◆ **Texto de lectura**
EL PRESENTE QUE (NO) SE VIVE: LAS REDES SOCIALES

LA PLENITUD DEL TIEMPO


Josep Mª Lozano

Doctor en Filosofía y Ciencias de la Educación y licenciado en teología, profesor de ESADE. Fundador y director del Instituto Persona, Empresa y Sociedad (IPES). Miembro de consejos asesores de varias organizaciones del tercer sector. Ha publicado más de treinta libros y varios artículos de su especialidad académica. A destacar títulos como Cercar Déu enmig de la ciutat (1990) y La discreció de l'amor (1992). Ha publicado también con Cristianisme i Justícia ¿De qué hablamos cuando hablamos de los jóvenes? (1991, CJ 41) y Discernimiento comunitario apostólico. Textos fundamentales de la Compañía de Jesús (2019, EIDES 89-90). Puesto que hablamos de tecnología, hagamos un salto en el tiempo al estilo de aquella película que llevaba por título 2001: una odisea del espa- cio y pasemos a preguntarnos cómo afecta la tecnología, ya no a pintar el presente, sino a vivirlo. Y lo haremos aprovechando el título de un libro (un tanto apocalíptico, por cierto): ¿Qué está haciendo internet con nuestras mentes? Pongamos, pues, el foco en un componente concreto y, a su vez, suficientemente simbólico: las llamadas redes sociales.


EL PRESENTE QUE (NO) SE VIVE: LAS REDES SOCIALES 

Hay que decir que, estrictamente hablando, no son sociales; son empresas privadas dedicadas a determinadas prácticas relacionales que han conseguido que les demos una entidad casi autónoma, olvidándonos de que son, antes que nada, productos empresariales.  Decimos  que  “las  redes”  hacen, dicen, reaccionan, hierven..., como si fueran entes que tienen vida propia.  Pero  lo  más  importante  es  que  son redes en un sentido muy distinto a lo habitual. Son redes, efectivamente, pero porque sirven para pescar. ¿Y qué  pescan? Nuestros datos y nuestra atención. La primera pesca es el gran problema político de nuestro tiempo, que aún no ha sido suficientemente abordado como tal. La segunda es uno de los retos más relevantes de la vertebración personal, porque tiene un impacto determinante en cómo nos estamos (des) entrenando a vivir la plenitud del tiempo, y en el modo de vivir el presente y situarnos en él.

◆ **Filas mostradas**
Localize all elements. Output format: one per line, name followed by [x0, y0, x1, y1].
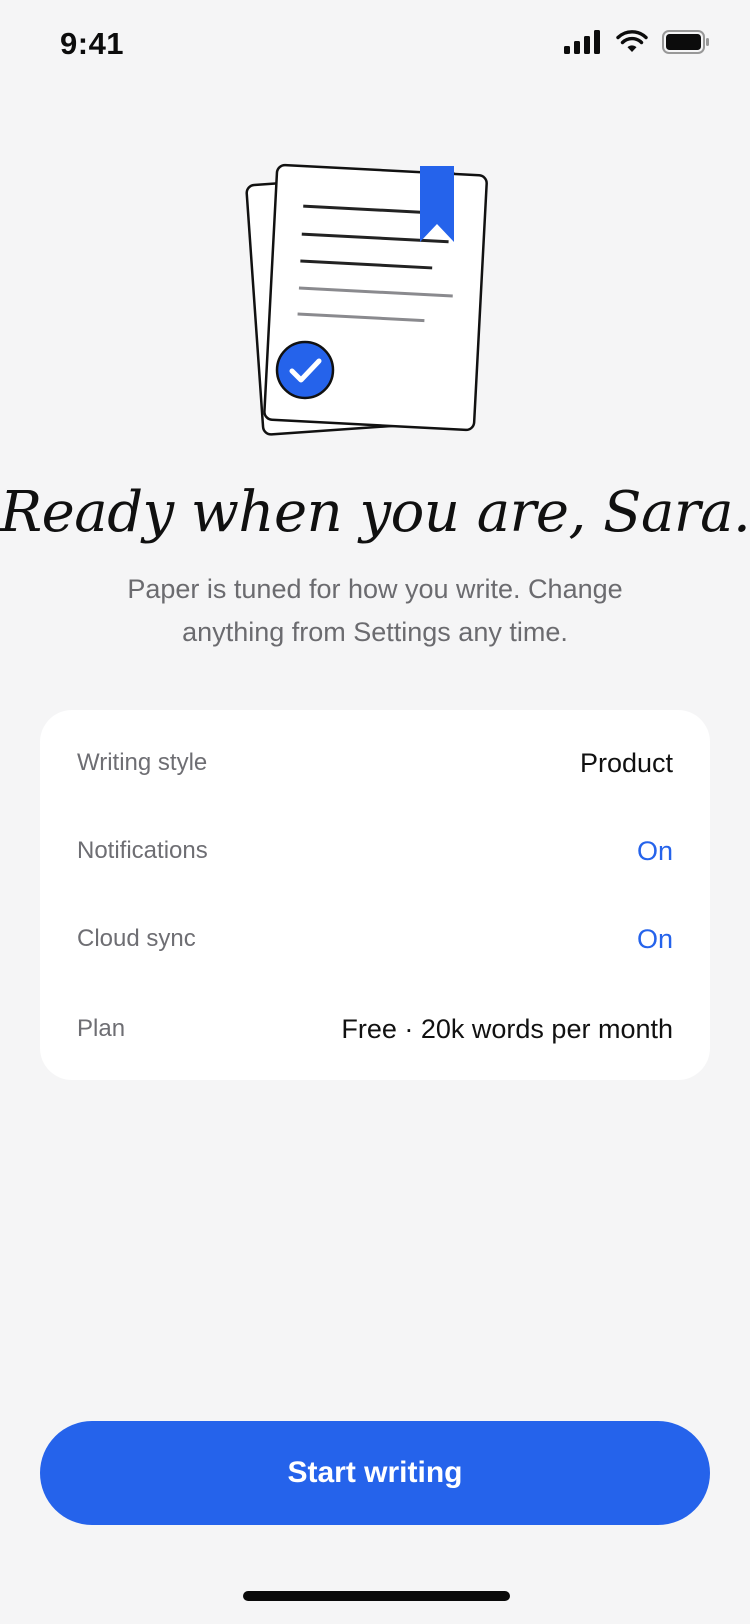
- cellular-signal-icon: [564, 30, 600, 54]
- setting-value: On: [636, 835, 673, 866]
- setting-row-writing-style: Writing style Product: [77, 743, 673, 783]
- setting-label: Cloud sync: [77, 925, 196, 952]
- settings-summary-card: Writing style Product Notifications On C…: [40, 710, 710, 1080]
- document-stack-icon: [240, 158, 510, 458]
- page-title: Ready when you are, Sara.: [0, 480, 750, 545]
- status-time: 9:41: [60, 26, 125, 61]
- battery-icon: [662, 30, 709, 54]
- wifi-icon: [616, 30, 648, 52]
- setting-value: Free · 20k words per month: [341, 1013, 673, 1044]
- setting-label: Notifications: [77, 837, 208, 864]
- status-bar: 9:41: [0, 0, 750, 92]
- setting-label: Plan: [77, 1015, 126, 1042]
- setting-row-plan: Plan Free · 20k words per month: [77, 1009, 673, 1049]
- checkmark-circle-icon: [275, 340, 335, 400]
- setting-row-notifications: Notifications On: [77, 831, 673, 871]
- onboarding-screen: 9:41 Ready when you are, Sara. Paper is …: [0, 0, 750, 1624]
- setting-value: On: [636, 923, 673, 954]
- setting-row-cloud-sync: Cloud sync On: [77, 919, 673, 959]
- setting-label: Writing style: [77, 749, 208, 776]
- home-indicator[interactable]: [243, 1591, 510, 1601]
- start-writing-button[interactable]: Start writing: [40, 1421, 710, 1525]
- page-subtitle: Paper is tuned for how you write. Change…: [127, 574, 623, 647]
- setting-value: Product: [579, 747, 673, 778]
- status-icons: [564, 30, 710, 54]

◆ **Solicitud planteada**
Prosigue el texto sobre las redes sociales y la vivencia del presente a partir de su última oración.

◆ **Respuesta a continuación**
1. Qué pescan las redes sociales

Analizar la primera pesca nos apartaría de nuestro foco, pues ahora solo nos  interesa  resaltar  un  hecho:  a  cambio de un uso “gratuito” nos espían, y encima estamos contentos y agradecidos de que lo hagan. Continuamente, transferimos nuestros datos gratis para que los procesen y nos los devuelvan en forma de estímulos y propuestas que nosotros mismos asumimos y que, a menudo, operan por debajo de nuestro nivel de consciencia. Deciden entre  qué decimos y, a veces, directamente qué decidimos. Cuando Ignacio, en los Ejercicios, para situar la elección dice «Presupongo que hay en mí tres pensamientos, es a saber: uno propio mío, el  cual sale de mi propia libertad y querer, y otros dos que vienen de fuera, uno que viene del buen espíritu y otro del malo» [EE 32], no conocía los algoritmos ni su potencia a la hora de influir  en  la  «propia  libertad  y  querer»,  e  incluso configurarla. Hoy, los algoritmos  son un ingrediente esencial del buen y mal  espíritu  ignaciano.  Al  final  todo  puede personalizarse selectivamente, desde las ofertas y las informaciones a las que accedemos, hasta las discriminaciones que padecemos. Nuestra huella digital construye nuestra identidad, pero no aquella con la que nosotros nos identificamos,  sino  aquella  con  la  que  se  nos  identifica  y  desde  la  cual  modelan, refuerzan y encapsulan nuestra supuesta identidad.

En  el  mundo  que  estamos  configurando, la tecnología permite que la inteligencia se separe paulatinamente de la conciencia, al menos tal como las hemos conocido hasta ahora. Los sujetos o portadores de las dos eran los humanos,  pero  ahora  estamos  transfiriendo cada vez más la inteligencia y tenemos un debate abierto sobre si con la conciencia puede pasar lo mismo. La política y la ética llegan tarde y a remolque, y, sobre todo, no saben cómo empezar, entre otras razones porque ya no tenemos una visión integrada ni del proceso, ni del mundo posible, ni del mundo probable, ni del mundo que queremos. Incluso ponerse apocalíptico y decir que el mundo cada vez va peor o se dirige hacia alguna especie de desastre es pretencioso porque comporta la suposición de saber algo sobre a dónde vamos a parar.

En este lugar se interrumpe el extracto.